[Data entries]
——

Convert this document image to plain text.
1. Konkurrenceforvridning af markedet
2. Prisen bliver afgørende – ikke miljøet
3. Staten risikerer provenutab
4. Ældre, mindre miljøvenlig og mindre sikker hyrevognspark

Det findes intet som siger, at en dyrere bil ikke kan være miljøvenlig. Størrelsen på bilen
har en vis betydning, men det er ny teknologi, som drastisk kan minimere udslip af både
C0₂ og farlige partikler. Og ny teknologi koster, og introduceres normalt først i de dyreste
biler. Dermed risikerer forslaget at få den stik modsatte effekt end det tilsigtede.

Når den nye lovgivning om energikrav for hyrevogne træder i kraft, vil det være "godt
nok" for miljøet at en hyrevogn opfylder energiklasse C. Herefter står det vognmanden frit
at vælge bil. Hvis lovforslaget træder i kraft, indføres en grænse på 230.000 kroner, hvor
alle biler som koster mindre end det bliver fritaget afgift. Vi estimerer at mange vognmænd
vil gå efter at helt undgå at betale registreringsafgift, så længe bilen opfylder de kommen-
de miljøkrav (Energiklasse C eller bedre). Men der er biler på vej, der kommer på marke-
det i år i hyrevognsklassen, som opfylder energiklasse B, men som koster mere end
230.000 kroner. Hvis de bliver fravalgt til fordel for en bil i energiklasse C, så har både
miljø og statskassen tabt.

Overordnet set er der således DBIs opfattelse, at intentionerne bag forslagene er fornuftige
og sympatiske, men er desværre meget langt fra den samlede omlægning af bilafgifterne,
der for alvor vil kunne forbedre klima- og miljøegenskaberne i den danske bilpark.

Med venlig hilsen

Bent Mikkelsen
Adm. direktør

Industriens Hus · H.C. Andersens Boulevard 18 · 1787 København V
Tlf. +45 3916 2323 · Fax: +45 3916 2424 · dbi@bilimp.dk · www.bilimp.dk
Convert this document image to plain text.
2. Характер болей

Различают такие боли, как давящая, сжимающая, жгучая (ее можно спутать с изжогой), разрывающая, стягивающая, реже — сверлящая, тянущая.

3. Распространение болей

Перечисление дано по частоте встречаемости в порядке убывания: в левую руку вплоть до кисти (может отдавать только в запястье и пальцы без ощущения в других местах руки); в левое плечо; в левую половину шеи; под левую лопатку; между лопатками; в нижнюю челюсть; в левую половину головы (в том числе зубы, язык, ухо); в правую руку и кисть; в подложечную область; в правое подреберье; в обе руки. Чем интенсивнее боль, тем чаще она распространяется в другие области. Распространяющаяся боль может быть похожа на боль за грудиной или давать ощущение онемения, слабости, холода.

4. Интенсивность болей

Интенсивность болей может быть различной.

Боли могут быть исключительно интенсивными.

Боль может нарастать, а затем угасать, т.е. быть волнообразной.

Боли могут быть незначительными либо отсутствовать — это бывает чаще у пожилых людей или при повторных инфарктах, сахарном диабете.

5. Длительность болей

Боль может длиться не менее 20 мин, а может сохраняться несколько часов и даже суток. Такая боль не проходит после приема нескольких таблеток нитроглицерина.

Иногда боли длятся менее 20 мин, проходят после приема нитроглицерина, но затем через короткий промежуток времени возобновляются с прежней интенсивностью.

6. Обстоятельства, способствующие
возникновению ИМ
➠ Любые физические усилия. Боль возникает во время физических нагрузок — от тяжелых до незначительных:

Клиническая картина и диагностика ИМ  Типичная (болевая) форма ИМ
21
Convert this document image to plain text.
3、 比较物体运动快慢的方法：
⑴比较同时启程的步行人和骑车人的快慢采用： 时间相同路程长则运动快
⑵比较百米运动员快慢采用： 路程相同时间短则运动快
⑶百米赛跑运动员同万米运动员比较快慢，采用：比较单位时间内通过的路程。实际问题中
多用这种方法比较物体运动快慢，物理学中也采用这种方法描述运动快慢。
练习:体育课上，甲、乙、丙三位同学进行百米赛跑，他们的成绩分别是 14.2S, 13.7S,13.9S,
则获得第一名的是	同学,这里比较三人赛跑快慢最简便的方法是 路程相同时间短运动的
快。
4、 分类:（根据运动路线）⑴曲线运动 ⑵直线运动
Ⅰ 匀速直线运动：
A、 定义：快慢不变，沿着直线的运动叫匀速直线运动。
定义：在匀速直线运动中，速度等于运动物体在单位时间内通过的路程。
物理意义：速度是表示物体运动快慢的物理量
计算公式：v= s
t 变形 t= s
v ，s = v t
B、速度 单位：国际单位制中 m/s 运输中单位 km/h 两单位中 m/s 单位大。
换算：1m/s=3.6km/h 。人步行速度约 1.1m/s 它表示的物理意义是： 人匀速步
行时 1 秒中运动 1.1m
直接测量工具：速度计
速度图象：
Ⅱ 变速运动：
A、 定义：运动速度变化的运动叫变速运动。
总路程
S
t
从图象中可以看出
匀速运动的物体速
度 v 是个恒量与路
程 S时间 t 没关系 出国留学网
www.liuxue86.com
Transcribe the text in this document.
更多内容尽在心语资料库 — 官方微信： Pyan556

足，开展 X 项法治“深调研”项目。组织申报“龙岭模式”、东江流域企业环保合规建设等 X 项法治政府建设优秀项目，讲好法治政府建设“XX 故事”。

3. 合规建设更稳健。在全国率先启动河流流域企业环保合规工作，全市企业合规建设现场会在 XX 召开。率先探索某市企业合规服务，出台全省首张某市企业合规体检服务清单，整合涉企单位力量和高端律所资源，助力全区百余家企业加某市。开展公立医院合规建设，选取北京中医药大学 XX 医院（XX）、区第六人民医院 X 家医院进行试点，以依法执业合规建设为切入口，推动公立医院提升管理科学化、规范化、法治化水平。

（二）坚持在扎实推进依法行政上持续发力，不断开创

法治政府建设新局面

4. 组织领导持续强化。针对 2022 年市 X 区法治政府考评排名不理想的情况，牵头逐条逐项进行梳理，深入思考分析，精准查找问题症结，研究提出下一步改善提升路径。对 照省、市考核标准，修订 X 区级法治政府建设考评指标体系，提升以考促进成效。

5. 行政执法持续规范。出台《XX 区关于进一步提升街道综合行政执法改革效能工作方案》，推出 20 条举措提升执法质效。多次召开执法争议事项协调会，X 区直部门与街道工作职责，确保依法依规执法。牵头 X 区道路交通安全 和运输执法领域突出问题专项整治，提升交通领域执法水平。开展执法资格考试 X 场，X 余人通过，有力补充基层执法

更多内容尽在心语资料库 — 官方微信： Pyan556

——

- _EXERCISE REQUIREMENTS_: The records above should be repeated in full, exactly as given.

- _ANSWER TO THIS TASK_:
Convert this document image to plain text.
1. Konkurrenceforvridning af markedet
2. Prisen bliver afgørende – ikke miljøet
3. Staten risikerer provenutab
4. Ældre, mindre miljøvenlig og mindre sikker hyrevognspark

Det findes intet som siger, at en dyrere bil ikke kan være miljøvenlig. Størrelsen på bilen
har en vis betydning, men det er ny teknologi, som drastisk kan minimere udslip af både
C0₂ og farlige partikler. Og ny teknologi koster, og introduceres normalt først i de dyreste
biler. Dermed risikerer forslaget at få den stik modsatte effekt end det tilsigtede.

Når den nye lovgivning om energikrav for hyrevogne træder i kraft, vil det være "godt
nok" for miljøet at en hyrevogn opfylder energiklasse C. Herefter står det vognmanden frit
at vælge bil. Hvis lovforslaget træder i kraft, indføres en grænse på 230.000 kroner, hvor
alle biler som koster mindre end det bliver fritaget afgift. Vi estimerer at mange vognmænd
vil gå efter at helt undgå at betale registreringsafgift, så længe bilen opfylder de kommen-
de miljøkrav (Energiklasse C eller bedre). Men der er biler på vej, der kommer på marke-
det i år i hyrevognsklassen, som opfylder energiklasse B, men som koster mere end
230.000 kroner. Hvis de bliver fravalgt til fordel for en bil i energiklasse C, så har både
miljø og statskassen tabt.

Overordnet set er der således DBIs opfattelse, at intentionerne bag forslagene er fornuftige
og sympatiske, men er desværre meget langt fra den samlede omlægning af bilafgifterne,
der for alvor vil kunne forbedre klima- og miljøegenskaberne i den danske bilpark.

Med venlig hilsen

Bent Mikkelsen
Adm. direktør

Industriens Hus · H.C. Andersens Boulevard 18 · 1787 København V
Tlf. +45 3916 2323 · Fax: +45 3916 2424 · dbi@bilimp.dk · www.bilimp.dk
Convert this document image to plain text.
2. Характер болей

Различают такие боли, как давящая, сжимающая, жгучая (ее можно спутать с изжогой), разрывающая, стягивающая, реже — сверлящая, тянущая.

3. Распространение болей

Перечисление дано по частоте встречаемости в порядке убывания: в левую руку вплоть до кисти (может отдавать только в запястье и пальцы без ощущения в других местах руки); в левое плечо; в левую половину шеи; под левую лопатку; между лопатками; в нижнюю челюсть; в левую половину головы (в том числе зубы, язык, ухо); в правую руку и кисть; в подложечную область; в правое подреберье; в обе руки. Чем интенсивнее боль, тем чаще она распространяется в другие области. Распространяющаяся боль может быть похожа на боль за грудиной или давать ощущение онемения, слабости, холода.

4. Интенсивность болей

Интенсивность болей может быть различной.

Боли могут быть исключительно интенсивными.

Боль может нарастать, а затем угасать, т.е. быть волнообразной.

Боли могут быть незначительными либо отсутствовать — это бывает чаще у пожилых людей или при повторных инфарктах, сахарном диабете.

5. Длительность болей

Боль может длиться не менее 20 мин, а может сохраняться несколько часов и даже суток. Такая боль не проходит после приема нескольких таблеток нитроглицерина.

Иногда боли длятся менее 20 мин, проходят после приема нитроглицерина, но затем через короткий промежуток времени возобновляются с прежней интенсивностью.

6. Обстоятельства, способствующие
возникновению ИМ
➠ Любые физические усилия. Боль возникает во время физических нагрузок — от тяжелых до незначительных:

Клиническая картина и диагностика ИМ  Типичная (болевая) форма ИМ
21
Convert this document image to plain text.
3、 比较物体运动快慢的方法：
⑴比较同时启程的步行人和骑车人的快慢采用： 时间相同路程长则运动快
⑵比较百米运动员快慢采用： 路程相同时间短则运动快
⑶百米赛跑运动员同万米运动员比较快慢，采用：比较单位时间内通过的路程。实际问题中
多用这种方法比较物体运动快慢，物理学中也采用这种方法描述运动快慢。
练习:体育课上，甲、乙、丙三位同学进行百米赛跑，他们的成绩分别是 14.2S, 13.7S,13.9S,
则获得第一名的是	同学,这里比较三人赛跑快慢最简便的方法是 路程相同时间短运动的
快。
4、 分类:（根据运动路线）⑴曲线运动 ⑵直线运动
Ⅰ 匀速直线运动：
A、 定义：快慢不变，沿着直线的运动叫匀速直线运动。
定义：在匀速直线运动中，速度等于运动物体在单位时间内通过的路程。
物理意义：速度是表示物体运动快慢的物理量
计算公式：v= s
t 变形 t= s
v ，s = v t
B、速度 单位：国际单位制中 m/s 运输中单位 km/h 两单位中 m/s 单位大。
换算：1m/s=3.6km/h 。人步行速度约 1.1m/s 它表示的物理意义是： 人匀速步
行时 1 秒中运动 1.1m
直接测量工具：速度计
速度图象：
Ⅱ 变速运动：
A、 定义：运动速度变化的运动叫变速运动。
总路程
S
t
从图象中可以看出
匀速运动的物体速
度 v 是个恒量与路
程 S时间 t 没关系 出国留学网
www.liuxue86.com
Transcribe the text in this document.
更多内容尽在心语资料库 — 官方微信： Pyan556

足，开展 X 项法治“深调研”项目。组织申报“龙岭模式”、东江流域企业环保合规建设等 X 项法治政府建设优秀项目，讲好法治政府建设“XX 故事”。

3. 合规建设更稳健。在全国率先启动河流流域企业环保合规工作，全市企业合规建设现场会在 XX 召开。率先探索某市企业合规服务，出台全省首张某市企业合规体检服务清单，整合涉企单位力量和高端律所资源，助力全区百余家企业加某市。开展公立医院合规建设，选取北京中医药大学 XX 医院（XX）、区第六人民医院 X 家医院进行试点，以依法执业合规建设为切入口，推动公立医院提升管理科学化、规范化、法治化水平。

（二）坚持在扎实推进依法行政上持续发力，不断开创

法治政府建设新局面

4. 组织领导持续强化。针对 2022 年市 X 区法治政府考评排名不理想的情况，牵头逐条逐项进行梳理，深入思考分析，精准查找问题症结，研究提出下一步改善提升路径。对 照省、市考核标准，修订 X 区级法治政府建设考评指标体系，提升以考促进成效。

5. 行政执法持续规范。出台《XX 区关于进一步提升街道综合行政执法改革效能工作方案》，推出 20 条举措提升执法质效。多次召开执法争议事项协调会，X 区直部门与街道工作职责，确保依法依规执法。牵头 X 区道路交通安全 和运输执法领域突出问题专项整治，提升交通领域执法水平。开展执法资格考试 X 场，X 余人通过，有力补充基层执法

更多内容尽在心语资料库 — 官方微信： Pyan556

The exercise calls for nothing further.